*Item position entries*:
▬▬▬▬▬▬▬▬▬▬

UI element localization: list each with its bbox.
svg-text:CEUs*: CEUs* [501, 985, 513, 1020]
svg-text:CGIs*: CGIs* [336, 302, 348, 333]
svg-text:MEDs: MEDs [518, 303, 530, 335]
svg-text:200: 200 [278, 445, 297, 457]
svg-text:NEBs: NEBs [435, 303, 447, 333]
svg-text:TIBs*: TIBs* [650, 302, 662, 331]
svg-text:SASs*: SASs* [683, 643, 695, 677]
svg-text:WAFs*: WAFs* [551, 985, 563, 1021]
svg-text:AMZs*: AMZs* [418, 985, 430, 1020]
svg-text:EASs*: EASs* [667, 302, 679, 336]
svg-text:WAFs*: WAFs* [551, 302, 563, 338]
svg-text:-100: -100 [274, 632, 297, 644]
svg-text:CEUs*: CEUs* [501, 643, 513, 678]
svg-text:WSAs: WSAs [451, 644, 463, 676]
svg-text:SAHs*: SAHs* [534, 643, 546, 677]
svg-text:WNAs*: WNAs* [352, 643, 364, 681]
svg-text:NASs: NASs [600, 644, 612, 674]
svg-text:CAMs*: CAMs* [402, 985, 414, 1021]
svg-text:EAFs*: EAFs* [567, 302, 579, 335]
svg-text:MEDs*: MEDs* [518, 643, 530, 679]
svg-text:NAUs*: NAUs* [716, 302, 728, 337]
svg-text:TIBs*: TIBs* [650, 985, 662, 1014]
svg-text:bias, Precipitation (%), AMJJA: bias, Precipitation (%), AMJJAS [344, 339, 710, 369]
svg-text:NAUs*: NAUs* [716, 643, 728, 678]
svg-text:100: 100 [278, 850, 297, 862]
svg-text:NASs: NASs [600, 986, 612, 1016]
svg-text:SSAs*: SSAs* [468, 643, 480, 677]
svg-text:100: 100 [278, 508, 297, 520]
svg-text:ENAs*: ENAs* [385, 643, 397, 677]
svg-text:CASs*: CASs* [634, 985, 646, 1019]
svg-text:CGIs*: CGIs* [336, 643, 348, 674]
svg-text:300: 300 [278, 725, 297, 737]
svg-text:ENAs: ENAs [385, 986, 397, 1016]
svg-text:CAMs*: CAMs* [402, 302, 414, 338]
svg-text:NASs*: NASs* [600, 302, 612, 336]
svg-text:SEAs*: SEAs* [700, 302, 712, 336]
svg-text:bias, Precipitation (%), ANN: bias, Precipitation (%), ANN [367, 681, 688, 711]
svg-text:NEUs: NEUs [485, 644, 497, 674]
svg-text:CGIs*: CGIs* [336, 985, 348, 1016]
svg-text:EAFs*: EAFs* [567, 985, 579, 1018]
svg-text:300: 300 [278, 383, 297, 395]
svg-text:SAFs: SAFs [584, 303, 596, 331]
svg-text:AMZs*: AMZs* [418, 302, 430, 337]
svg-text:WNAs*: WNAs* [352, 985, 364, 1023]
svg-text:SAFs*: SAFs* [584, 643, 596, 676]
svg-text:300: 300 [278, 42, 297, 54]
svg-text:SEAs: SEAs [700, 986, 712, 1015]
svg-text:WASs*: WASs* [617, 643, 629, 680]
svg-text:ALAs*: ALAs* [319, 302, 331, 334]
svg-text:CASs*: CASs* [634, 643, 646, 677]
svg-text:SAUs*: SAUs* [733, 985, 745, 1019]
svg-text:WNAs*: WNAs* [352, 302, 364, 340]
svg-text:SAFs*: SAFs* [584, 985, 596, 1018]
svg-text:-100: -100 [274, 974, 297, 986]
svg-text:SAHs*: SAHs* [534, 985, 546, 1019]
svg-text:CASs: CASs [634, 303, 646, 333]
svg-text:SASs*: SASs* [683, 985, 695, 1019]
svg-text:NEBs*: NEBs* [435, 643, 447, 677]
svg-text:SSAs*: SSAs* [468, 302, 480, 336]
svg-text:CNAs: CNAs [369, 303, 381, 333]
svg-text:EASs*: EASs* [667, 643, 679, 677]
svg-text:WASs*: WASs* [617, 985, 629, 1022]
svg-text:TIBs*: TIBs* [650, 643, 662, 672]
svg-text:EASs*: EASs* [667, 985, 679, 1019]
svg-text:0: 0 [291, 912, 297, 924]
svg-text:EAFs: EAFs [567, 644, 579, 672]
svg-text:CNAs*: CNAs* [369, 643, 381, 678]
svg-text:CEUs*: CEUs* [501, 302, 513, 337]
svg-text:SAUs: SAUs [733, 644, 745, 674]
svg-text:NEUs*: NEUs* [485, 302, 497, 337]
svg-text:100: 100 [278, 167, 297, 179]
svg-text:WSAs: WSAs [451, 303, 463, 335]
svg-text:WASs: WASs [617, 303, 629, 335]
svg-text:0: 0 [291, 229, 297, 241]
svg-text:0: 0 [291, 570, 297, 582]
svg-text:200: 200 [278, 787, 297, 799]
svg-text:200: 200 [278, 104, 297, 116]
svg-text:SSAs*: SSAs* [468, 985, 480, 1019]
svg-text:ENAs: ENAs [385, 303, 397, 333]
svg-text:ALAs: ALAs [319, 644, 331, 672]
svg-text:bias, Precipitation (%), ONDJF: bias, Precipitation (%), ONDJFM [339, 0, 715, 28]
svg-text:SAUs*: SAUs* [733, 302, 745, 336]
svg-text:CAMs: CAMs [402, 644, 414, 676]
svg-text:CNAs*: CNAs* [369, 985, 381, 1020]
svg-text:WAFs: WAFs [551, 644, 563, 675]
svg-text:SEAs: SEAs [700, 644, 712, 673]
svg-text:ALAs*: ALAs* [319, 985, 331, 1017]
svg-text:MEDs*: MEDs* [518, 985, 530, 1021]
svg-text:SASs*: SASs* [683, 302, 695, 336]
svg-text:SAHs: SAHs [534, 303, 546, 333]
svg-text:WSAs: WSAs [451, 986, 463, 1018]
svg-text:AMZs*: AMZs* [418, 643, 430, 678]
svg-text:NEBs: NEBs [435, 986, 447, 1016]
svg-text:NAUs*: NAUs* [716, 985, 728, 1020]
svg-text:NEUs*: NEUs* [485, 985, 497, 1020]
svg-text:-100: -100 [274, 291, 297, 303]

▬▬▬▬▬▬▬▬▬▬

*STATED EXERCISE*:
Can you copy out every line of the material above word for word?

*TASK OUTPUT*:
UI element localization: list each with its bbox.
svg-text:CEUs*: CEUs* [501, 985, 513, 1020]
svg-text:CGIs*: CGIs* [336, 302, 348, 333]
svg-text:MEDs: MEDs [518, 303, 530, 335]
svg-text:200: 200 [278, 445, 297, 457]
svg-text:NEBs: NEBs [435, 303, 447, 333]
svg-text:TIBs*: TIBs* [650, 302, 662, 331]
svg-text:SASs*: SASs* [683, 643, 695, 677]
svg-text:WAFs*: WAFs* [551, 985, 563, 1021]
svg-text:AMZs*: AMZs* [418, 985, 430, 1020]
svg-text:EASs*: EASs* [667, 302, 679, 336]
svg-text:WAFs*: WAFs* [551, 302, 563, 338]
svg-text:-100: -100 [274, 632, 297, 644]
svg-text:CEUs*: CEUs* [501, 643, 513, 678]
svg-text:WSAs: WSAs [451, 644, 463, 676]
svg-text:SAHs*: SAHs* [534, 643, 546, 677]
svg-text:WNAs*: WNAs* [352, 643, 364, 681]
svg-text:NASs: NASs [600, 644, 612, 674]
svg-text:CAMs*: CAMs* [402, 985, 414, 1021]
svg-text:EAFs*: EAFs* [567, 302, 579, 335]
svg-text:MEDs*: MEDs* [518, 643, 530, 679]
svg-text:NAUs*: NAUs* [716, 302, 728, 337]
svg-text:TIBs*: TIBs* [650, 985, 662, 1014]
svg-text:bias, Precipitation (%), AMJJA: bias, Precipitation (%), AMJJAS [344, 339, 710, 369]
svg-text:NAUs*: NAUs* [716, 643, 728, 678]
svg-text:100: 100 [278, 850, 297, 862]
svg-text:NASs: NASs [600, 986, 612, 1016]
svg-text:SSAs*: SSAs* [468, 643, 480, 677]
svg-text:100: 100 [278, 508, 297, 520]
svg-text:ENAs*: ENAs* [385, 643, 397, 677]
svg-text:CASs*: CASs* [634, 985, 646, 1019]
svg-text:CGIs*: CGIs* [336, 643, 348, 674]
svg-text:300: 300 [278, 725, 297, 737]
svg-text:ENAs: ENAs [385, 986, 397, 1016]
svg-text:CAMs*: CAMs* [402, 302, 414, 338]
svg-text:NASs*: NASs* [600, 302, 612, 336]
svg-text:SEAs*: SEAs* [700, 302, 712, 336]
svg-text:bias, Precipitation (%), ANN: bias, Precipitation (%), ANN [367, 681, 688, 711]
svg-text:NEUs: NEUs [485, 644, 497, 674]
svg-text:CGIs*: CGIs* [336, 985, 348, 1016]
svg-text:EAFs*: EAFs* [567, 985, 579, 1018]
svg-text:300: 300 [278, 383, 297, 395]
svg-text:SAFs: SAFs [584, 303, 596, 331]
svg-text:AMZs*: AMZs* [418, 302, 430, 337]
svg-text:WNAs*: WNAs* [352, 985, 364, 1023]
svg-text:SAFs*: SAFs* [584, 643, 596, 676]
svg-text:300: 300 [278, 42, 297, 54]
svg-text:SEAs: SEAs [700, 986, 712, 1015]
svg-text:WASs*: WASs* [617, 643, 629, 680]
svg-text:ALAs*: ALAs* [319, 302, 331, 334]
svg-text:CASs*: CASs* [634, 643, 646, 677]
svg-text:SAUs*: SAUs* [733, 985, 745, 1019]
svg-text:WNAs*: WNAs* [352, 302, 364, 340]
svg-text:SAFs*: SAFs* [584, 985, 596, 1018]
svg-text:-100: -100 [274, 974, 297, 986]
svg-text:SAHs*: SAHs* [534, 985, 546, 1019]
svg-text:CASs: CASs [634, 303, 646, 333]
svg-text:SASs*: SASs* [683, 985, 695, 1019]
svg-text:NEBs*: NEBs* [435, 643, 447, 677]
svg-text:SSAs*: SSAs* [468, 302, 480, 336]
svg-text:CNAs: CNAs [369, 303, 381, 333]
svg-text:EASs*: EASs* [667, 643, 679, 677]
svg-text:WASs*: WASs* [617, 985, 629, 1022]
svg-text:TIBs*: TIBs* [650, 643, 662, 672]
svg-text:EASs*: EASs* [667, 985, 679, 1019]
svg-text:0: 0 [291, 912, 297, 924]
svg-text:EAFs: EAFs [567, 644, 579, 672]
svg-text:CNAs*: CNAs* [369, 643, 381, 678]
svg-text:CEUs*: CEUs* [501, 302, 513, 337]
svg-text:SAUs: SAUs [733, 644, 745, 674]
svg-text:NEUs*: NEUs* [485, 302, 497, 337]
svg-text:100: 100 [278, 167, 297, 179]
svg-text:WSAs: WSAs [451, 303, 463, 335]
svg-text:WASs: WASs [617, 303, 629, 335]
svg-text:0: 0 [291, 229, 297, 241]
svg-text:0: 0 [291, 570, 297, 582]
svg-text:200: 200 [278, 787, 297, 799]
svg-text:200: 200 [278, 104, 297, 116]
svg-text:SSAs*: SSAs* [468, 985, 480, 1019]
svg-text:ENAs: ENAs [385, 303, 397, 333]
svg-text:ALAs: ALAs [319, 644, 331, 672]
svg-text:bias, Precipitation (%), ONDJF: bias, Precipitation (%), ONDJFM [339, 0, 715, 28]
svg-text:SAUs*: SAUs* [733, 302, 745, 336]
svg-text:CAMs: CAMs [402, 644, 414, 676]
svg-text:CNAs*: CNAs* [369, 985, 381, 1020]
svg-text:WAFs: WAFs [551, 644, 563, 675]
svg-text:SEAs: SEAs [700, 644, 712, 673]
svg-text:ALAs*: ALAs* [319, 985, 331, 1017]
svg-text:MEDs*: MEDs* [518, 985, 530, 1021]
svg-text:SASs*: SASs* [683, 302, 695, 336]
svg-text:SAHs: SAHs [534, 303, 546, 333]
svg-text:WSAs: WSAs [451, 986, 463, 1018]
svg-text:AMZs*: AMZs* [418, 643, 430, 678]
svg-text:NEBs: NEBs [435, 986, 447, 1016]
svg-text:NAUs*: NAUs* [716, 985, 728, 1020]
svg-text:NEUs*: NEUs* [485, 985, 497, 1020]
svg-text:-100: -100 [274, 291, 297, 303]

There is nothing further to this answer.